• Records shown:
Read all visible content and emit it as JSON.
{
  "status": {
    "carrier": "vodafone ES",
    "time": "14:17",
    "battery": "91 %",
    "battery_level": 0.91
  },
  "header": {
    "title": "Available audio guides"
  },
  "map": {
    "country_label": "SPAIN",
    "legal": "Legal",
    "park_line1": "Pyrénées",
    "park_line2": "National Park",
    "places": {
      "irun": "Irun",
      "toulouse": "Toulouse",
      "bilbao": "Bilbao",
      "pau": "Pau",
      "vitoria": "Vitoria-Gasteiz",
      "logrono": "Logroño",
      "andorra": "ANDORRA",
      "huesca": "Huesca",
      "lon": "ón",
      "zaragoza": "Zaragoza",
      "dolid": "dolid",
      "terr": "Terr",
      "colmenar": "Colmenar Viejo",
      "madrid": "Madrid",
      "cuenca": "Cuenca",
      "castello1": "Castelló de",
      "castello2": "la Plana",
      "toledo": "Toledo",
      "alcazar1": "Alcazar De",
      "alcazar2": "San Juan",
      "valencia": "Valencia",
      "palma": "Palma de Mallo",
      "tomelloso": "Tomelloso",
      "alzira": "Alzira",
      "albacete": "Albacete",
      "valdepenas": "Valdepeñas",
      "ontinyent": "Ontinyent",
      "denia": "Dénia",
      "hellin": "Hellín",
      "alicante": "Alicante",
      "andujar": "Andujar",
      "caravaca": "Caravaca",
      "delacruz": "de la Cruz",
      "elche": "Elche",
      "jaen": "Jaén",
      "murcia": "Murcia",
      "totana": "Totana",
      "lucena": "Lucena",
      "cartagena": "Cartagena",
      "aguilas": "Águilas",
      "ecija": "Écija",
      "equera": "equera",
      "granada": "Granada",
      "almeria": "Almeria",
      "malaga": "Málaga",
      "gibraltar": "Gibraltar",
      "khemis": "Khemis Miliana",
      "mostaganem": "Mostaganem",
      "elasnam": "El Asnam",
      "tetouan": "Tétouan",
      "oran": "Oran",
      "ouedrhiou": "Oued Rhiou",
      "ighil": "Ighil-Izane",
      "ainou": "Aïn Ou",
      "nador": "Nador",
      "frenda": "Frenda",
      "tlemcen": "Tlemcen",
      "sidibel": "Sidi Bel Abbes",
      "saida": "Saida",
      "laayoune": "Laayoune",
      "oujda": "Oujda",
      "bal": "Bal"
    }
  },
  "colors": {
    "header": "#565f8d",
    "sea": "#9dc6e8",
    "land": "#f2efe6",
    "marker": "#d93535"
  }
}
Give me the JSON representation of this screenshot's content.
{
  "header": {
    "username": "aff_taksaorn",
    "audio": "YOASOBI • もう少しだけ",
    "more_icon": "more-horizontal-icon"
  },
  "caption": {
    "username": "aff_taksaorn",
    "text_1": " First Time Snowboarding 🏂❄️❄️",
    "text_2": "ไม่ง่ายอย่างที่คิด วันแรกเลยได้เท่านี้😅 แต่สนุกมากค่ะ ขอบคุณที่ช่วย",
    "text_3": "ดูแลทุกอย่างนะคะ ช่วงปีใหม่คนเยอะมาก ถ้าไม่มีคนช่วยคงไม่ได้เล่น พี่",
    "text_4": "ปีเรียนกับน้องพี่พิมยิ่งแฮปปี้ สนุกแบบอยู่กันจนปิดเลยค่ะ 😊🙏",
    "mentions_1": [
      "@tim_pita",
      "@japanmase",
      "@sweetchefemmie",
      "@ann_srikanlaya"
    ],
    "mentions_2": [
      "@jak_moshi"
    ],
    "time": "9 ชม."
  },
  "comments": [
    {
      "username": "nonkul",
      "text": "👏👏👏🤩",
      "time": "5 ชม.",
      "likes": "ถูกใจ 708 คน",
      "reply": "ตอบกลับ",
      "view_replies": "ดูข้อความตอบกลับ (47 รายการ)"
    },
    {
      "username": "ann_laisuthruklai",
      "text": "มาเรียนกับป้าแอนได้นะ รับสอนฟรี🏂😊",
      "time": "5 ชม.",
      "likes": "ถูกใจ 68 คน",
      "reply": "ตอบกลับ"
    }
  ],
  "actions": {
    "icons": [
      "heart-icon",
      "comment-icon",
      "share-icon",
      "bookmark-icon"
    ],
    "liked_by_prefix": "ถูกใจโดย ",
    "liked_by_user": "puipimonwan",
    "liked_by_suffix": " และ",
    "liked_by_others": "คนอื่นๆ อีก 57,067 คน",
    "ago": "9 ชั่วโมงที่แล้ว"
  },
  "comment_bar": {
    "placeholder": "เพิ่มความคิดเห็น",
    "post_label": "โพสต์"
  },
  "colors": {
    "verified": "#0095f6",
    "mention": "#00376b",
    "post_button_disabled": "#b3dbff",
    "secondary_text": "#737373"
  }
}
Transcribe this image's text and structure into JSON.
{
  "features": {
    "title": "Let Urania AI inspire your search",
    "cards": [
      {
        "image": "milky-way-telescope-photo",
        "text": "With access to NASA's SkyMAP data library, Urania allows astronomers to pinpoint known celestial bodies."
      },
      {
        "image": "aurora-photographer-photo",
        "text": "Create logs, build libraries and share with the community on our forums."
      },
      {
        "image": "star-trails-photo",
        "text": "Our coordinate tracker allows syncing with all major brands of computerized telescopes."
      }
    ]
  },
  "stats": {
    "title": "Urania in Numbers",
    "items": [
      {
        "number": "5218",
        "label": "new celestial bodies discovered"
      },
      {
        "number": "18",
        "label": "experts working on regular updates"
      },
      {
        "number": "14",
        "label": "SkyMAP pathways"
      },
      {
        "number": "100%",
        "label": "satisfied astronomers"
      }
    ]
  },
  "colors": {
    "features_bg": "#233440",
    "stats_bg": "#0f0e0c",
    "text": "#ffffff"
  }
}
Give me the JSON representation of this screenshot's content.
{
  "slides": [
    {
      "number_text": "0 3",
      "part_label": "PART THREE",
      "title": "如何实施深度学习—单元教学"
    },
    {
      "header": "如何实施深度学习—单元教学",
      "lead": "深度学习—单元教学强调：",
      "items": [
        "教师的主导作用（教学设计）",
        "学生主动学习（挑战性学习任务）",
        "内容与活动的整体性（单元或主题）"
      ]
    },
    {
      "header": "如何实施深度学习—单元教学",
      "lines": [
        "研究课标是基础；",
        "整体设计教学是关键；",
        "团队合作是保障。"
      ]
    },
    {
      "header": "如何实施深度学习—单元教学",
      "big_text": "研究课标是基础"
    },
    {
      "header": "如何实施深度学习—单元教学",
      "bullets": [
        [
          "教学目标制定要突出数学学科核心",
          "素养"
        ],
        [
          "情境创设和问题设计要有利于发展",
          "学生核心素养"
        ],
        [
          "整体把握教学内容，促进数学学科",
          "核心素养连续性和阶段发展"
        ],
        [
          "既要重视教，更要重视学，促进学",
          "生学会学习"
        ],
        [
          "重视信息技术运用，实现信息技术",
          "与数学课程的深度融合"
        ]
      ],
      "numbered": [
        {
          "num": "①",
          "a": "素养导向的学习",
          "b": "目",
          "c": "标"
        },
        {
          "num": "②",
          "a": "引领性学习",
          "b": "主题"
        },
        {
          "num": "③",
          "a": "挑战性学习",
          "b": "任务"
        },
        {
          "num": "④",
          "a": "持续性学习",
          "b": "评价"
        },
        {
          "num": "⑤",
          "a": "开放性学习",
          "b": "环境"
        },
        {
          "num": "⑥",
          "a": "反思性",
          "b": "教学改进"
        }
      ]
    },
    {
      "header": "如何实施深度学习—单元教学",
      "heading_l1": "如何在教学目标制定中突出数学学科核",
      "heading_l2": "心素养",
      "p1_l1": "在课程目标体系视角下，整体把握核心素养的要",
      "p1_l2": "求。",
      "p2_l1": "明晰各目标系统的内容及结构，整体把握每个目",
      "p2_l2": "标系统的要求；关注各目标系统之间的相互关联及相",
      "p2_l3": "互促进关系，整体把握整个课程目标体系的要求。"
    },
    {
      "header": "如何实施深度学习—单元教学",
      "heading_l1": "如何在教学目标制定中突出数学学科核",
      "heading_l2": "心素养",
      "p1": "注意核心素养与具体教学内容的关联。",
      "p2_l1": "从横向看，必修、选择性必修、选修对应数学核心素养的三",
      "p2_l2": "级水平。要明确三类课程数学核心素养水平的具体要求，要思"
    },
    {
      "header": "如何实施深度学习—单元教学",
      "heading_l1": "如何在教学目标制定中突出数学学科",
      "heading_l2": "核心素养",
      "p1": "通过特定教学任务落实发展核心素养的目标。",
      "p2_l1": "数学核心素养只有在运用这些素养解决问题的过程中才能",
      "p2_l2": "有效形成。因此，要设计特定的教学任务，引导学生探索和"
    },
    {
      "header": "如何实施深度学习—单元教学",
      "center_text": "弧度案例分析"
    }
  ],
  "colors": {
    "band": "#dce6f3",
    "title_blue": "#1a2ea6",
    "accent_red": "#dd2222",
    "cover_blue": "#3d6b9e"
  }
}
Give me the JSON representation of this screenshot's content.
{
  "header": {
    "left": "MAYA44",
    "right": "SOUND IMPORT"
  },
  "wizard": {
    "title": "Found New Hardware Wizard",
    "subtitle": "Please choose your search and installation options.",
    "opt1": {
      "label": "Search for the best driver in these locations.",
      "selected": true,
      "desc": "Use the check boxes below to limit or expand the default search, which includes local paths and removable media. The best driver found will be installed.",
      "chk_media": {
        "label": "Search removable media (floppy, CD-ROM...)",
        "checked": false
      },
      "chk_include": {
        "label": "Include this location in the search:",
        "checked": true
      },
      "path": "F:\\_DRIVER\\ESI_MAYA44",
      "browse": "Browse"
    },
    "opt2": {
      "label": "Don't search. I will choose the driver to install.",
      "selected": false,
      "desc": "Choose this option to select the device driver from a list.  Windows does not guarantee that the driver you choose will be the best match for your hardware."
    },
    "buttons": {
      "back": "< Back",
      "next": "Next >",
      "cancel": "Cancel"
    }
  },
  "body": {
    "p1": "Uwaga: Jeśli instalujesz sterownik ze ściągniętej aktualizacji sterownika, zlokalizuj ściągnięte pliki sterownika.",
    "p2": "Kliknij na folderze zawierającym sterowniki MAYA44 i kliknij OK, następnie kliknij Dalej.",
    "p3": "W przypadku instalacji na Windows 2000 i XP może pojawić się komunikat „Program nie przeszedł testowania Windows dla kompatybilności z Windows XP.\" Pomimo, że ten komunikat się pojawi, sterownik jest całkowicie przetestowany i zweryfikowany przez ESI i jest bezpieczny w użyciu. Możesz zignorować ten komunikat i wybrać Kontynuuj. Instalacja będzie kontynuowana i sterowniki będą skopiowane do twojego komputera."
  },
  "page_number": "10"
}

• Task brief: Copy out every line of the data that includes "bodies".

• Exercise answer:
        "text": "With access to NASA's SkyMAP data library, Urania allows astronomers to pinpoint known celestial bodies."
        "label": "new celestial bodies discovered"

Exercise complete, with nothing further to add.